Reproduce the data verbatim, from the line with "svg-text:8.50: 8.50 (1520, 357, 1544, 371)" up to and including the line with "svg-text:2.384M: 2.384M (112, 53, 147, 67)".

++++ Entries shown

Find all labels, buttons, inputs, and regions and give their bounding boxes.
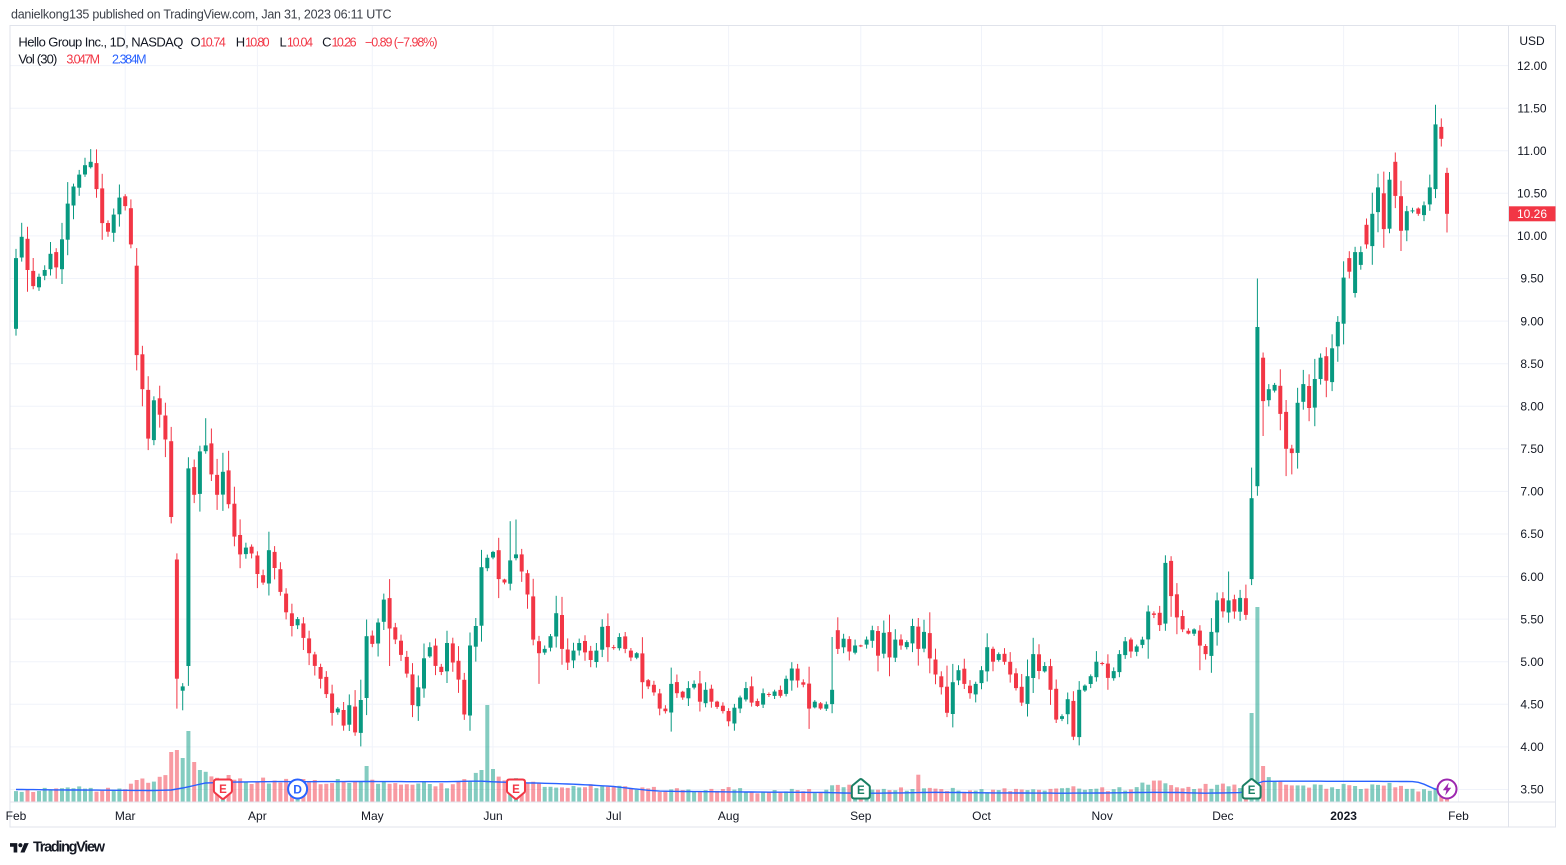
svg-text:8.50: 8.50 (1520, 357, 1544, 371)
svg-text:Feb: Feb (6, 809, 27, 823)
svg-text:10.00: 10.00 (1517, 229, 1547, 243)
svg-text:E: E (857, 785, 865, 797)
svg-text:Mar: Mar (115, 809, 136, 823)
svg-text:O: O (191, 35, 201, 50)
svg-text:Aug: Aug (718, 809, 739, 823)
svg-text:Apr: Apr (248, 809, 267, 823)
svg-text:5.00: 5.00 (1520, 655, 1544, 669)
svg-text:USD: USD (1519, 34, 1545, 48)
svg-text:3.047M: 3.047M (66, 53, 100, 67)
svg-text:2.384M: 2.384M (112, 53, 147, 67)
svg-text:Hello Group Inc., 1D, NASDAQ: Hello Group Inc., 1D, NASDAQ (18, 35, 183, 50)
svg-text:4.00: 4.00 (1520, 740, 1544, 754)
svg-text:10.74: 10.74 (200, 36, 226, 50)
svg-text:3.50: 3.50 (1520, 783, 1544, 797)
svg-text:Oct: Oct (972, 809, 991, 823)
svg-text:8.00: 8.00 (1520, 399, 1544, 413)
svg-text:L: L (280, 35, 287, 50)
svg-text:10.26: 10.26 (1517, 207, 1547, 221)
svg-text:D: D (293, 783, 302, 797)
svg-text:10.80: 10.80 (245, 36, 270, 50)
svg-text:H: H (236, 35, 245, 50)
svg-text:E: E (1248, 785, 1256, 797)
svg-text:May: May (361, 809, 384, 823)
svg-text:Sep: Sep (850, 809, 872, 823)
svg-text:Jul: Jul (606, 809, 621, 823)
svg-text:Jun: Jun (483, 809, 502, 823)
svg-text:Feb: Feb (1448, 809, 1469, 823)
svg-text:11.00: 11.00 (1517, 144, 1546, 158)
svg-text:E: E (512, 784, 520, 796)
svg-text:Nov: Nov (1092, 809, 1113, 823)
svg-text:7.50: 7.50 (1520, 442, 1544, 456)
svg-text:6.50: 6.50 (1520, 527, 1544, 541)
svg-text:4.50: 4.50 (1520, 698, 1544, 712)
svg-text:2023: 2023 (1330, 809, 1357, 823)
svg-text:10.26: 10.26 (332, 36, 357, 50)
svg-text:5.50: 5.50 (1520, 612, 1544, 626)
svg-text:E: E (219, 784, 227, 796)
svg-text:9.00: 9.00 (1520, 314, 1544, 328)
svg-text:−0.89 (−7.98%): −0.89 (−7.98%) (365, 36, 438, 50)
svg-text:Dec: Dec (1212, 809, 1233, 823)
svg-text:10.50: 10.50 (1517, 187, 1547, 201)
svg-text:11.50: 11.50 (1517, 101, 1546, 115)
svg-text:C: C (322, 35, 331, 50)
svg-text:7.00: 7.00 (1520, 485, 1544, 499)
svg-text:TradingView: TradingView (33, 840, 106, 856)
svg-text:Vol (30): Vol (30) (18, 52, 57, 67)
svg-text:6.00: 6.00 (1520, 570, 1544, 584)
svg-text:danielkong135 published on Tra: danielkong135 published on TradingView.c… (11, 8, 392, 22)
svg-text:12.00: 12.00 (1517, 59, 1547, 73)
svg-text:10.04: 10.04 (287, 36, 313, 50)
svg-text:9.50: 9.50 (1520, 272, 1544, 286)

++++++++

> Response below:
svg-text:8.50: 8.50 (1520, 357, 1544, 371)
svg-text:Feb: Feb (6, 809, 27, 823)
svg-text:10.00: 10.00 (1517, 229, 1547, 243)
svg-text:E: E (857, 785, 865, 797)
svg-text:Mar: Mar (115, 809, 136, 823)
svg-text:O: O (191, 35, 201, 50)
svg-text:Aug: Aug (718, 809, 739, 823)
svg-text:Apr: Apr (248, 809, 267, 823)
svg-text:5.00: 5.00 (1520, 655, 1544, 669)
svg-text:USD: USD (1519, 34, 1545, 48)
svg-text:3.047M: 3.047M (66, 53, 100, 67)
svg-text:2.384M: 2.384M (112, 53, 147, 67)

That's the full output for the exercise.